# 頁面節選:
---+---

MICA基因編碼一個膜結合蛋白,是自然殺傷(natural killer,NK)細胞表面的自然殺傷細胞組2D(natural killer cell group 2D,NKG2D)的配體。這些NK細胞通過分泌穿孔蛋白和顆粒酶及死亡受體信號發揮細胞毒性作用,也釋放炎癥細胞因子以起到抗病毒和對感染和腫瘤免疫應答的效果[30]。因此MICA/NKG2D系統是免疫監視的有效機制。病毒通過破壞MICA的產生以拮抗MICA-NKG2D系統的抗腫瘤作用。而rs2596542正處于MICA轉錄起始位點的上游。腫瘤細胞也逐漸形成了通過脫落酶使MICA從細胞表面脫落,拮抗MICA/NKG2D激活的信號[31],從而盡可能減少或躲避NKG2D介導的應答機制。血清sMICA的水平在HCC晚期的患者中升高,且與NKG2D表達的下調和NK細胞活性下降相關[32]。這些實驗結果均表明NK細胞的功能障礙在逃脫腫瘤監視系統中扮演重要角色[33]。
2.4HLA-DQA1/DRB1與GRIK1 2012年LI等[34]在華裔中對1 538例HCC合并慢性HBV攜帶的患者和1 465例慢性HBV攜帶但無HCC的對照患者進行初篩。隨后在總人數為3 133例HCC合并慢性HBV攜帶的患者和3 699例慢性HBV攜帶但無HCC的對照患者中進行兩次獨立的重復驗證。結果在523 663個常染色體SNPs中,發現染色體6p21.32上的HLA-DQA1/DRB1基因(功能性研究在其后的HLA-DQ基因中共同進行闡述)內的rs9272105變異和染色體21q21.3上的GRIK1基因內的rs455804變異與乙肝后HCC的發病顯著相關(合并P=5.24×10-22,OR=1.28,95%CI:1.22~1.35;P=5.24×10-10,OR=0.84,95%CI:0.80~0.89)。

---+---

# 資料記錄:
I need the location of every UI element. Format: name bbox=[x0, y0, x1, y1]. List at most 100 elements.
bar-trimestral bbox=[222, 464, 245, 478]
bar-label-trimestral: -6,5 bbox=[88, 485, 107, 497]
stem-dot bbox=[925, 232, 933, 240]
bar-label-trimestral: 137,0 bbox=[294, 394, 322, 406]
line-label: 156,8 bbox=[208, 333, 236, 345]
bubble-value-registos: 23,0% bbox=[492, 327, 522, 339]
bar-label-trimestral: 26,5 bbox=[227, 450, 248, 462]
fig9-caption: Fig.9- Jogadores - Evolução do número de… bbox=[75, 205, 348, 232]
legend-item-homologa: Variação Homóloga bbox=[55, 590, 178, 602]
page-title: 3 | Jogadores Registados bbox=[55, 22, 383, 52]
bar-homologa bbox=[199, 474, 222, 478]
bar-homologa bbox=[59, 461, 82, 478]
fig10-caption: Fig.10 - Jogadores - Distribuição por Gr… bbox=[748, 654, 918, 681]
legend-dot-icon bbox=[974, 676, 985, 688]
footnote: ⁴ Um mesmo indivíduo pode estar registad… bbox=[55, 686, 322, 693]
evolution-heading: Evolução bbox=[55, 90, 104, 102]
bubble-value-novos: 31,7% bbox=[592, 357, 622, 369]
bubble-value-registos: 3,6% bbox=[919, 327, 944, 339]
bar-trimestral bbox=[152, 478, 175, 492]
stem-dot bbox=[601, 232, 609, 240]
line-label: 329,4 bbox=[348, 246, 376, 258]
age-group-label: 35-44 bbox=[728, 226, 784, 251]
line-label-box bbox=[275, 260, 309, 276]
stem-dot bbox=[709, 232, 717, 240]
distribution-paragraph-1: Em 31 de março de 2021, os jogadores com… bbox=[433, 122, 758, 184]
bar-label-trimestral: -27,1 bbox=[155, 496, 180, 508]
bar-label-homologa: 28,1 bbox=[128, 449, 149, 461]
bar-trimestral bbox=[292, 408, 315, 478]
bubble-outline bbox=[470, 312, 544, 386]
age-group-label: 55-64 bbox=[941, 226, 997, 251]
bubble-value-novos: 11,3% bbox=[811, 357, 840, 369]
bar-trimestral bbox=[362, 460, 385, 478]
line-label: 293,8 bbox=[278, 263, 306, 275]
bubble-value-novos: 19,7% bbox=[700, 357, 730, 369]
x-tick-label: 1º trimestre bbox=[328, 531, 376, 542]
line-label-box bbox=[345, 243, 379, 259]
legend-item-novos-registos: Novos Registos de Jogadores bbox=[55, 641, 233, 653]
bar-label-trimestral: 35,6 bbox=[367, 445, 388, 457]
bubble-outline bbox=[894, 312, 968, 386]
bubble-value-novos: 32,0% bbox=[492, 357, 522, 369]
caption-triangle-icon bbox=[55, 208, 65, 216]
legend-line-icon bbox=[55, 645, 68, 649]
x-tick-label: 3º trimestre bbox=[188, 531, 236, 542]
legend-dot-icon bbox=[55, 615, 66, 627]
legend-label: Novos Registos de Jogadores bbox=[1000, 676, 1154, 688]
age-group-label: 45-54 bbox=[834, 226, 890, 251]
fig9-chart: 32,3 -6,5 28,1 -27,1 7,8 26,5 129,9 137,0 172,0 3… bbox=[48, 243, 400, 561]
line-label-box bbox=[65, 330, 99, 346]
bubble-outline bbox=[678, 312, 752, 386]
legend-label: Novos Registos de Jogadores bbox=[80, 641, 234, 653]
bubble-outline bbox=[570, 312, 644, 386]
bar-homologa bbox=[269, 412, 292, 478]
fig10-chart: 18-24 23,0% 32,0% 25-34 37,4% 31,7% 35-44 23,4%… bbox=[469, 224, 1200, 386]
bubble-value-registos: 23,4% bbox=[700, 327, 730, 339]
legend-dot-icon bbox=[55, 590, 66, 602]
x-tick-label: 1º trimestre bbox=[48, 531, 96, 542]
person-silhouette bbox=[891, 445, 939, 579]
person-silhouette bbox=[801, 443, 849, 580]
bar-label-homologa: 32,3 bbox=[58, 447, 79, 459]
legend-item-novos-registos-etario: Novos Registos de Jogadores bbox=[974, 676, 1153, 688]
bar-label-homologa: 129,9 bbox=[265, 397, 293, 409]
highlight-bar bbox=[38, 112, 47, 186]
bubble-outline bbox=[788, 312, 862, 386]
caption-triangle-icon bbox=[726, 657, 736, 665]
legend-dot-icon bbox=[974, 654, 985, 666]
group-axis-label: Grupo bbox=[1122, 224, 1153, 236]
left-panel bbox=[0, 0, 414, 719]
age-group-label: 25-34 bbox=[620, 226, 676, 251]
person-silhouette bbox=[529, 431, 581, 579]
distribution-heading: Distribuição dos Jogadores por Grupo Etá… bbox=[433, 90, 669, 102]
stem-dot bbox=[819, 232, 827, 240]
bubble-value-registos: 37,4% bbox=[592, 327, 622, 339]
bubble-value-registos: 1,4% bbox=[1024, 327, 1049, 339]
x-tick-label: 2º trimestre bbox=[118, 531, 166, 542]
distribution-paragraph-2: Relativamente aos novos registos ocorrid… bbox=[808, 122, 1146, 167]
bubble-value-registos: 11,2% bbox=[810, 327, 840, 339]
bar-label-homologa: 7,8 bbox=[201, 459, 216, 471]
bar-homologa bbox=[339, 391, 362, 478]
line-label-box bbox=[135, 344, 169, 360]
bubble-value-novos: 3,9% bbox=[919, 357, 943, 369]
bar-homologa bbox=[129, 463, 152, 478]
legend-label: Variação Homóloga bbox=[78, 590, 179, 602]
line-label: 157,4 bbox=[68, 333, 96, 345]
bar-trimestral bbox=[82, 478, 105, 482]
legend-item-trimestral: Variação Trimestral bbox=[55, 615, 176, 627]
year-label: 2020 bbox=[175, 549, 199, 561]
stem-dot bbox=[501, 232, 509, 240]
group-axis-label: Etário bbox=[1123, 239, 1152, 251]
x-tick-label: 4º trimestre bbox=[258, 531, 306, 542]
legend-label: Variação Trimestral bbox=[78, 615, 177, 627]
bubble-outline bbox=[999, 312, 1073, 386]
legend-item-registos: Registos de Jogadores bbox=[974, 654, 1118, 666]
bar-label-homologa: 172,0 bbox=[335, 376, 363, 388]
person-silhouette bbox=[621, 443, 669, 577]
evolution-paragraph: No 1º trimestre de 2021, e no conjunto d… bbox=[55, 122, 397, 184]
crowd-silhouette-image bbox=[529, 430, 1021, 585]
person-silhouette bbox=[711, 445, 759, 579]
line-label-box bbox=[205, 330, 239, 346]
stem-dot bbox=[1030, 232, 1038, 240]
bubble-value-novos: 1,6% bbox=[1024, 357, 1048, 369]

---+---

# 材料探究:
A: 根據肝癌相關基因的節選,回答以下問題:
(i) rs2596542位於MICA基因的什麼位置?
(ii) 血清sMICA的水平在哪類患者中升高?
(iii) HLA-DQA1/DRB1基因位於哪個染色體區段?
B: 將肝癌相關基因的節選中以「MICA基因編碼一個膜結合蛋白」開頭的段落改寫成條列,保留其主要事實。
C: 從肝癌相關基因的節選最後一句之後續寫這段文字。

# 練習解答:
A:
(i) 位於MICA轉錄起始位點的上游。
(ii) 在HCC晚期的患者中升高。
(iii) 位於染色體6p21.32上。

B:
- MICA基因編碼一個膜結合蛋白,是NK細胞表面NKG2D的配體。
- NK細胞通過分泌穿孔蛋白和顆粒酶及死亡受體信號發揮細胞毒性作用,並釋放炎癥細胞因子,參與抗病毒以及對感染和腫瘤的免疫應答。因此,MICA/NKG2D系統是免疫監視的有效機制。
- 病毒通過破壞MICA的產生,拮抗MICA-NKG2D系統的抗腫瘤作用。rs2596542位於MICA轉錄起始位點的上游。
- 腫瘤細胞借助脫落酶使MICA從細胞表面脫落,拮抗MICA/NKG2D激活信號,從而減少或躲避NKG2D介導的應答。
- HCC晚期患者的血清sMICA水平升高,且與NKG2D表達下調和NK細胞活性下降相關。
- 這些結果表明,NK細胞功能障礙在逃脫腫瘤監視中扮演重要角色。

C:
GRIK1編碼GLUR5,是一種促離子型谷氨酸受體,作為配體激活通道的亞基參與谷氨酸信號。谷氨酸通過多種分子機制在神經膠質瘤的惡性表型中起關鍵作用[35]。抑制谷氨酸的釋放和(或)谷氨酸受體活性可以有效減少乳腺癌、喉癌和胰腺癌的腫瘤細胞增殖和(或)侵襲[36-38]。LI等[34]研究更進一步驗證了谷氨酸信號通路在癌癥發生和發展中的重要作用,同時對乙型肝炎后HCC的機制研究具有指導意義。
2.5STAT4與HLA-DQ 2013年JIANG等[39]采用Illumina芯片在中國人群中對1 161例HCC合并慢性HBV攜帶的患者和1 353例慢性HBV攜帶但無HCC的對照患者進行初篩。隨后在總人數為4 319例HCC合并慢性HBV攜帶的患者和4 966例慢性HBV攜帶但無HCC的對照患者中進行兩個階段的重復驗證。研究結果顯示,在568 280個常染色體SNPs中,染色體2上STATA基因內的rs7574865變異和染色體6上的HLA-DQ基因內的rs9275319變異與乙型肝炎后HCC的發病顯著相關(合并P=2.48×10-10,OR=1.21,95%CI:1.14~1.28;P=2.72×10-17,OR=1.49,95%CI:1.36~1.63)。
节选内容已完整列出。